Determination of protein-unbound, active rifampicin in serum by ultrafiltration and Ultra Performance Liquid Chromatography with UV detection. A method suitable for standard and high doses of rifampicin.

Rifampicin is the most important antibiotic in use for the treatment of tuberculosis (TB). Preclinical and clinical data suggest that higher doses of rifampicin, resulting in disproportionally higher systemic exposures to the drug, are more effective. Serum concentrations of rifampicin are the intermediary link between the dose administered and eventual response and only protein-unbound (free) rifampicin is pharmacologically active. The objective of this work was to develop an ultra performance liquid chromatography assay for protein-unbound rifampicin in serum with ultrafiltration, carried out at a sample temperature of 37°C, suitable for measurement of concentrations achieved after currently used and higher doses of rifampicin. Human serum was equilibrated at 37°C and ultrafiltrated at the same temperature in a Centrifree YM-30 ultrafiltration device, followed by dilution of the ultrafiltrate with methanol and ascorbic acid. Unbound rifampicin was analyzed using ultra performance liquid chromatography with a BEH C18 column, isocratic elution and ultra-violet (UV) detection. The run time was 5min. The assay was linear over the concentration range of 0.065-26mg/L rifampicin in ultrafiltrate. Accuracies for measurement of rifampicin in ultrafiltrate were 97% and 102% at the higher and lower limits of quantitation. Accuracy of the ultrafiltration process cannot be established, as it is not possible to spike blank serum with known amounts of protein-unbound rifampicin. Within- and between-day precision of the method including ultrafiltration as well as after ultrafiltration were within prespecified limits (CV<10%). Dilution of the ultrafiltrate with methanol and ascorbic acid kept rifampicin in solution and prevented it from degradation. Rifampicin loss during the ultrafiltration process and variation in analytical results when using two different batches of ultrafiltration devices were both limited. Processed ultrafiltrate samples were stable for 3days in the autosampler. The developed method can be applied in pharmacokinetic research, studying exposure-response relationships for rifampicin when administered at higher than currently used doses.

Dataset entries
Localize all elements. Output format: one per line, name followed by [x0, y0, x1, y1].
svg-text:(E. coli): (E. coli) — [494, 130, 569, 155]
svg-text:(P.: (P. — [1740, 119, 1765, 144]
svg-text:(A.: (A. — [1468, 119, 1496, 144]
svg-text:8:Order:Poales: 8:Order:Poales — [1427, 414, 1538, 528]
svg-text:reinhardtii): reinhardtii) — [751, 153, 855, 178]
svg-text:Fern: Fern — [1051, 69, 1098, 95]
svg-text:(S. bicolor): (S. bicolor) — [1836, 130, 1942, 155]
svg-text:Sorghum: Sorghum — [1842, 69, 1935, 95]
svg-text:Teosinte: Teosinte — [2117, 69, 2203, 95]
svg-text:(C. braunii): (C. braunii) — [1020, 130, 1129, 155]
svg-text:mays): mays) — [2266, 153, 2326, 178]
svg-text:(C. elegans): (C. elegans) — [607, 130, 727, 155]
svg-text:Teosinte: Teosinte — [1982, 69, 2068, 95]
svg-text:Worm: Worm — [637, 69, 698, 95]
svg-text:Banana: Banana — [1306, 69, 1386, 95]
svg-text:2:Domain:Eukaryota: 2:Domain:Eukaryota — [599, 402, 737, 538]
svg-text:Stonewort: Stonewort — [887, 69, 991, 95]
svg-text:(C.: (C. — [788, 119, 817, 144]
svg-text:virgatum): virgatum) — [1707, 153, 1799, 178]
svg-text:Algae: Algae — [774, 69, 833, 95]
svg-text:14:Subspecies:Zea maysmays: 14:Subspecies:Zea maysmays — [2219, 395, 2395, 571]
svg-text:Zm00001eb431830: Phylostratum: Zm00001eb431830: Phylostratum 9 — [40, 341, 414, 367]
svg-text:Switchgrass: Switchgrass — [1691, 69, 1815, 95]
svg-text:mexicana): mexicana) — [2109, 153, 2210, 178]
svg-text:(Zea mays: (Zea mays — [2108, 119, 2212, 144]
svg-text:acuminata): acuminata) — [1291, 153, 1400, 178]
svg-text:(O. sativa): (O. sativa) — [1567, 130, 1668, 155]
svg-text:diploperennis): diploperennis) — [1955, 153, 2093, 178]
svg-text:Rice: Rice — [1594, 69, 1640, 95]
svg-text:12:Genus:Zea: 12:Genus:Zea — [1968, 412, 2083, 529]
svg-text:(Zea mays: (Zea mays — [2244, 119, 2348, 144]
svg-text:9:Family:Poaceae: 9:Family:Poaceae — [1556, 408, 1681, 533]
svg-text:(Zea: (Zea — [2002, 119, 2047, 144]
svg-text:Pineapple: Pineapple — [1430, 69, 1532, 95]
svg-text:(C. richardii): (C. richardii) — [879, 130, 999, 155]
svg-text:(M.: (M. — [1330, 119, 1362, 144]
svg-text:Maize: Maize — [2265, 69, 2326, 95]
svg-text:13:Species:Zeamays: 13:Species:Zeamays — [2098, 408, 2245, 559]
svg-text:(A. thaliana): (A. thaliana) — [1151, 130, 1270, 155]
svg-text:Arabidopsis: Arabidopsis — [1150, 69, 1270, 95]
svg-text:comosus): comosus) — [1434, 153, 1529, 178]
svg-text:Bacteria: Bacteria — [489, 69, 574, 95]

## Work order
Reproduce word for word the stretch of the rifampicin abstract from "Determination of protein-unbound, active" through "high doses of rifampicin.".

## Exercise output
Determination of protein-unbound, active rifampicin in serum by ultrafiltration and Ultra Performance Liquid Chromatography with UV detection. A method suitable for standard and high doses of rifampicin.